Dataset excerpt:
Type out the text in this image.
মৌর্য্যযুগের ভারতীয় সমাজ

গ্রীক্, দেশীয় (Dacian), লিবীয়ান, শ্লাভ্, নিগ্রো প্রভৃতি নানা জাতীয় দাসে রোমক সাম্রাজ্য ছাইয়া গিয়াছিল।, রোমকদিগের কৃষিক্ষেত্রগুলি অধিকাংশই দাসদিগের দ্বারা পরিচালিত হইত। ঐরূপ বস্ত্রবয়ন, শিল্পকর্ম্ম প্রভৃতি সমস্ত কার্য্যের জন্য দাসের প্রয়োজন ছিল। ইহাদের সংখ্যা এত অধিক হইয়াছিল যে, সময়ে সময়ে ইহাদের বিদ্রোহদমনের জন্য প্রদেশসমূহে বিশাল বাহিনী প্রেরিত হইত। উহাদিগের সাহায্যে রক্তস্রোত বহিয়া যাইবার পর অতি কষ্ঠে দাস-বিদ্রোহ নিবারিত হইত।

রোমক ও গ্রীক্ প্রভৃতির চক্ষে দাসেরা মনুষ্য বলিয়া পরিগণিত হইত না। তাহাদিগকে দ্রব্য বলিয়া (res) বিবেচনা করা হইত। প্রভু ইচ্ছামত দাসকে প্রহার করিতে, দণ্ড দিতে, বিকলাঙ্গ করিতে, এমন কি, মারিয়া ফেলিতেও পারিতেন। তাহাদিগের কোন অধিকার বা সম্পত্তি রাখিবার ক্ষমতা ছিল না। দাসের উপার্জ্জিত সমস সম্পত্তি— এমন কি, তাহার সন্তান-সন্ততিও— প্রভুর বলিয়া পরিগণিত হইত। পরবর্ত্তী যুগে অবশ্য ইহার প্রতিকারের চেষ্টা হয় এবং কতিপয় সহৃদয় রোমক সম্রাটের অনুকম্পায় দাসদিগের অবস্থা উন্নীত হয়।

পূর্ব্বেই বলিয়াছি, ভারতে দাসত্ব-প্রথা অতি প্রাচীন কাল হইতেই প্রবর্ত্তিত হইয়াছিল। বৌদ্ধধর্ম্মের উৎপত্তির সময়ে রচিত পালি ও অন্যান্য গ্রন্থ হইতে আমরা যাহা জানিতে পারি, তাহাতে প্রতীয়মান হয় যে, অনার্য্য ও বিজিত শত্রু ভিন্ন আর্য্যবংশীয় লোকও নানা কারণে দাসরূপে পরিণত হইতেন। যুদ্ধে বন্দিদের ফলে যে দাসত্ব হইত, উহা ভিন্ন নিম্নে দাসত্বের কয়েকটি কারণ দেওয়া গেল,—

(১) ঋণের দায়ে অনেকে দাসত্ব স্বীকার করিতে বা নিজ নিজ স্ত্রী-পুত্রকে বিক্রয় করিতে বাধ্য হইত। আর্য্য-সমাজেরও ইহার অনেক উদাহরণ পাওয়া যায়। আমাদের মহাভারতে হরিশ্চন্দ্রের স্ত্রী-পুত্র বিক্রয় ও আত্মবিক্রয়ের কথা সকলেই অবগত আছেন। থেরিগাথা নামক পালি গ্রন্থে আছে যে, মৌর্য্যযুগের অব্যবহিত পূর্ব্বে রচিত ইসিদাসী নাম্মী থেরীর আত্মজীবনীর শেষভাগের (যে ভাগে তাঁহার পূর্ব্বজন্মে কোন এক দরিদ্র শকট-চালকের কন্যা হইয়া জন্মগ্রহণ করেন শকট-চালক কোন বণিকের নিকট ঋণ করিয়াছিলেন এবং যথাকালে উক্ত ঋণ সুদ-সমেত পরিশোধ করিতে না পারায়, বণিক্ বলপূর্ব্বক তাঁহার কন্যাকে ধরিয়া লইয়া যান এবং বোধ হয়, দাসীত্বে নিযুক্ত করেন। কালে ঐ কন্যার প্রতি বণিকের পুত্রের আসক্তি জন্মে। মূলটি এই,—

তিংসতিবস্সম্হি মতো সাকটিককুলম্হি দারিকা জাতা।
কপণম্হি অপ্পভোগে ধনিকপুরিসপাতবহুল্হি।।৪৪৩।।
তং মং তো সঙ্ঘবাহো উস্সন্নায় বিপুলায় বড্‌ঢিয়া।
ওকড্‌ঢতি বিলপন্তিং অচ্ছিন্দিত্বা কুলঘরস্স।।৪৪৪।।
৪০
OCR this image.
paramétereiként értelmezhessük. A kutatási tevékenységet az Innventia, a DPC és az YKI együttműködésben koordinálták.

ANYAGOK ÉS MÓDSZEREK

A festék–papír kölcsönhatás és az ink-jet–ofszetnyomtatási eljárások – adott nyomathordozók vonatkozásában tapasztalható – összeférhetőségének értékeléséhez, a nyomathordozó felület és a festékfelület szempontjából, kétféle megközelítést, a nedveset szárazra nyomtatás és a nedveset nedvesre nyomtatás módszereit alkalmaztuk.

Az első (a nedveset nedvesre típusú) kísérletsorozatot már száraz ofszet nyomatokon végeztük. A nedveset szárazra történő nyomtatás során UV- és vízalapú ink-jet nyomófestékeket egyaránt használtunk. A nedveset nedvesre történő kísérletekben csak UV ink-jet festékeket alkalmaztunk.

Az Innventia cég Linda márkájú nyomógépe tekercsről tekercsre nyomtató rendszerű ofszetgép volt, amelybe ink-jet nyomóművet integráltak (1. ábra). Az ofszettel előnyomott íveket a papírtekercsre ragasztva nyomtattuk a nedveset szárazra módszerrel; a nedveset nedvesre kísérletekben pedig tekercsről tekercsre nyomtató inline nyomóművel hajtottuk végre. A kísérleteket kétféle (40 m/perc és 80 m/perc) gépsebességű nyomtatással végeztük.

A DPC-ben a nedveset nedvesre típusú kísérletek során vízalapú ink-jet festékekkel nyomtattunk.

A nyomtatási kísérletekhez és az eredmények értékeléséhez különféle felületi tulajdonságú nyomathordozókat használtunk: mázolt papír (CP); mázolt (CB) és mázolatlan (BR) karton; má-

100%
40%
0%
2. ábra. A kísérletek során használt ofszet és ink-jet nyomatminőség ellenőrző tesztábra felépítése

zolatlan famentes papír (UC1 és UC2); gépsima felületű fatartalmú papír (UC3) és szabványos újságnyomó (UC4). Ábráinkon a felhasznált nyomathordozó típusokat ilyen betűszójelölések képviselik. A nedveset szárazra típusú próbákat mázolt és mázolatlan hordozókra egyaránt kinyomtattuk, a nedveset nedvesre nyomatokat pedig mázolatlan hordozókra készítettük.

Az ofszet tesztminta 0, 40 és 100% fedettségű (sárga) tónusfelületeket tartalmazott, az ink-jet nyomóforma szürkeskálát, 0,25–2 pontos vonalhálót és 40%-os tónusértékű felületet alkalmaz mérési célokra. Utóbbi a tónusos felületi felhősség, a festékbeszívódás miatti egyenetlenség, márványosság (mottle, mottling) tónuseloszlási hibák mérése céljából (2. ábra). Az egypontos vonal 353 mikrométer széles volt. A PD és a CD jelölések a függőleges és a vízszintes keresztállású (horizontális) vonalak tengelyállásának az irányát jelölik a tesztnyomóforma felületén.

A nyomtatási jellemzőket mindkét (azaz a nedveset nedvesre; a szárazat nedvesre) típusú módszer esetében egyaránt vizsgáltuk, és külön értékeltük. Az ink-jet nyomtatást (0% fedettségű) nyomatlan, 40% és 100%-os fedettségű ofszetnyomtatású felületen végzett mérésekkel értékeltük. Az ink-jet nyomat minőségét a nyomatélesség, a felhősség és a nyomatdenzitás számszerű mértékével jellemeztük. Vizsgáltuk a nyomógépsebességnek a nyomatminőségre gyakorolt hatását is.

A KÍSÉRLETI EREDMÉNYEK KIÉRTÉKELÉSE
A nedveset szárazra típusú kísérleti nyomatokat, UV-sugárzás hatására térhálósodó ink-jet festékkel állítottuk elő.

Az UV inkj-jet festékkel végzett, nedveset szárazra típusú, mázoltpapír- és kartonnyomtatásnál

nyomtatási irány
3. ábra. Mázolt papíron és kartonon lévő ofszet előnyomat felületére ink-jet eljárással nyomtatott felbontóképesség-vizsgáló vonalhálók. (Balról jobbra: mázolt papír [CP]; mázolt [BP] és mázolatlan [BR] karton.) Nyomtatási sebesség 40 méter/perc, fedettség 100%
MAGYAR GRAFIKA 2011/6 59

→ Given instruction:
Collect the complete line wherever the string "this" appears in the records.

→ Written answer:
Type out the text in this image.
OCR this image.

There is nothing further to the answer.